◆ REQUIREMENT
Find every line with the word "letnim". Copy those lines.

---------- THE DATA ----------

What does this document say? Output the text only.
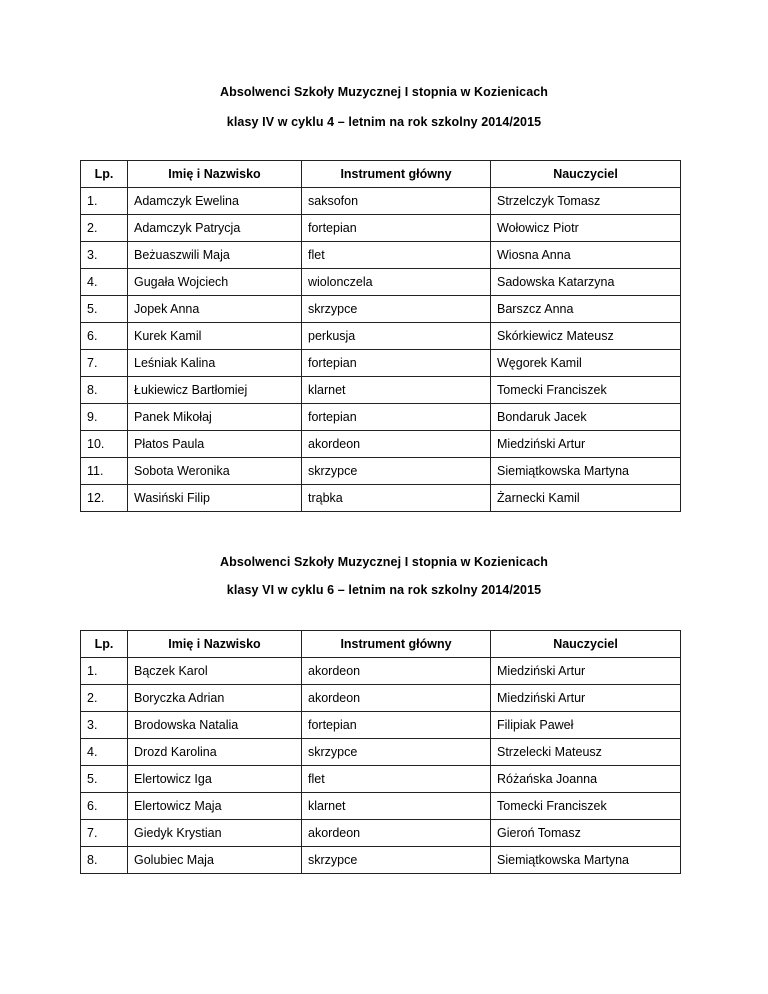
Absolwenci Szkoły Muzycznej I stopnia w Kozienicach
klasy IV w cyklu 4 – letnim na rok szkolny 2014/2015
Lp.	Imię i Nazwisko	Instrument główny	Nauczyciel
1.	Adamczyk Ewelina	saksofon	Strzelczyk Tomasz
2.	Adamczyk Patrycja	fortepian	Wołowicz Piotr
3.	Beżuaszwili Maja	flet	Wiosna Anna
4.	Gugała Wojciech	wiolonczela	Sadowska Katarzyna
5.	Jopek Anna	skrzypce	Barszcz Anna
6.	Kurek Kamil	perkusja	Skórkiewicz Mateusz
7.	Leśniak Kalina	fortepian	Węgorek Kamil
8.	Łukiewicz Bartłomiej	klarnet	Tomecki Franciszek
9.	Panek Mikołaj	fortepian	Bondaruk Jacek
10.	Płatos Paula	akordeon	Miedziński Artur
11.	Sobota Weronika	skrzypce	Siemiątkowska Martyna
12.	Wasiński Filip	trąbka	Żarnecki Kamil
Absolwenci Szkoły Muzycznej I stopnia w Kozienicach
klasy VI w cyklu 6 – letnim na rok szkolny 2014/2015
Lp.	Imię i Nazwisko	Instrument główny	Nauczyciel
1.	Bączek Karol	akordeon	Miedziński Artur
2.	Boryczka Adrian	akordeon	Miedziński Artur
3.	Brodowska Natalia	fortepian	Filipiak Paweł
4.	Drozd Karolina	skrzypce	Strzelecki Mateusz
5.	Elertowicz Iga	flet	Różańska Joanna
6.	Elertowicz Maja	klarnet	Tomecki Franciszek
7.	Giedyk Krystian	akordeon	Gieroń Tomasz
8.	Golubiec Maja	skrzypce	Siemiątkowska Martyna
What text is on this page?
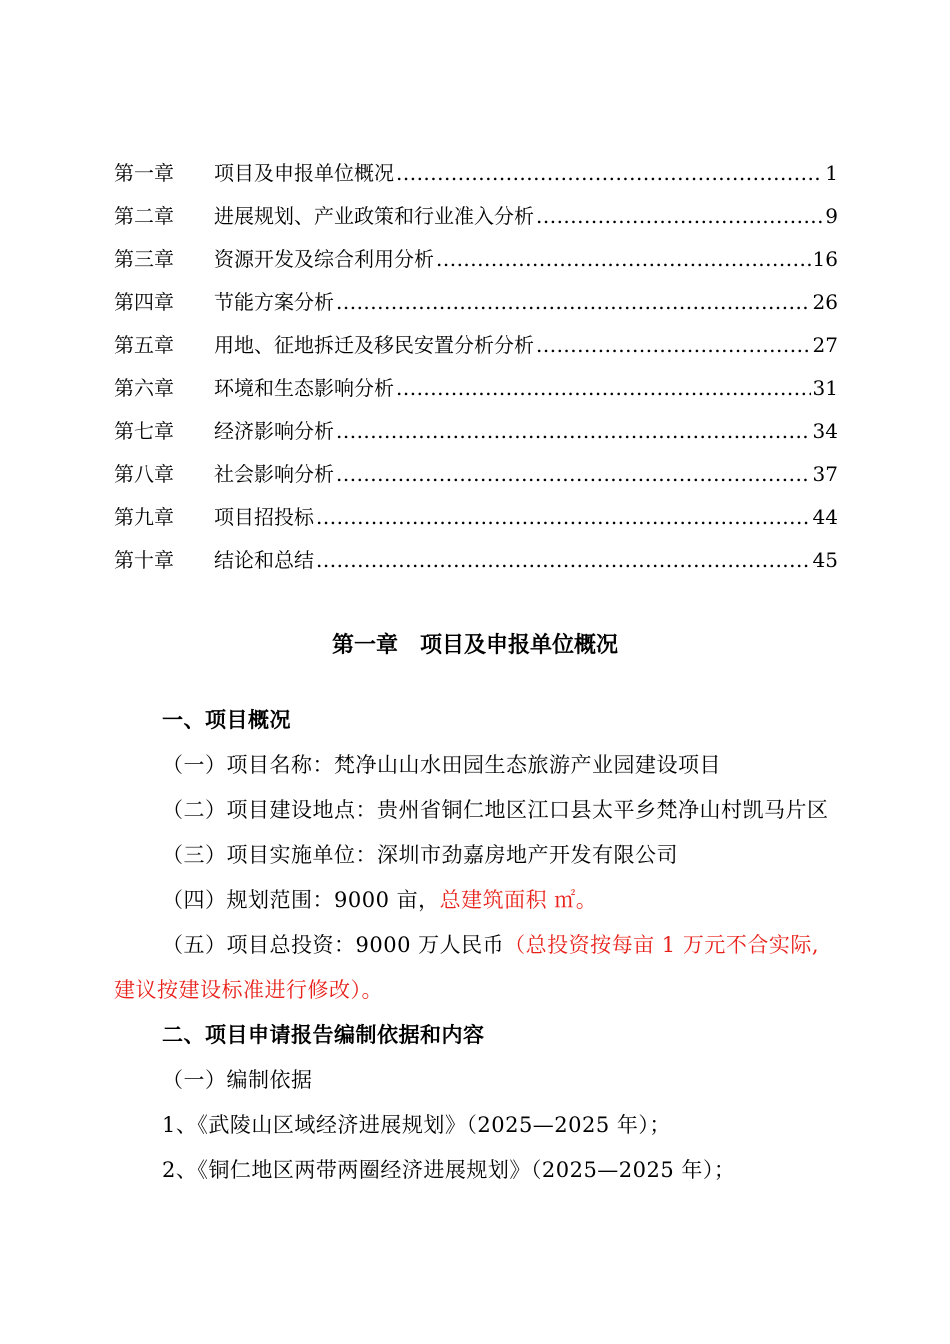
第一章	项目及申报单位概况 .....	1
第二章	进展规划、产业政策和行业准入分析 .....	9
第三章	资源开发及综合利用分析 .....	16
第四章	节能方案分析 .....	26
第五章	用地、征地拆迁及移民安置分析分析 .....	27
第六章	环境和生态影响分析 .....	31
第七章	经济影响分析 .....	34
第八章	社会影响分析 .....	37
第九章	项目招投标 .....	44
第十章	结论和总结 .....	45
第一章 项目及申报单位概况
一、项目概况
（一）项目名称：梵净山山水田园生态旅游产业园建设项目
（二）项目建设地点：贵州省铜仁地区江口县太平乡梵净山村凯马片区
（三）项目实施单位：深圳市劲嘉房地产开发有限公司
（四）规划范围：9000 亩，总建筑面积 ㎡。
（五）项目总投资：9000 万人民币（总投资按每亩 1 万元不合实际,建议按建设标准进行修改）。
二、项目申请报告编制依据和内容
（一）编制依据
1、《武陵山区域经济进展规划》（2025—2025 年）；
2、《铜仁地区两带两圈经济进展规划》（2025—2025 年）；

----------

◆ CORRECT RESULT
klasy IV w cyklu 4 – letnim na rok szkolny 2014/2015
klasy VI w cyklu 6 – letnim na rok szkolny 2014/2015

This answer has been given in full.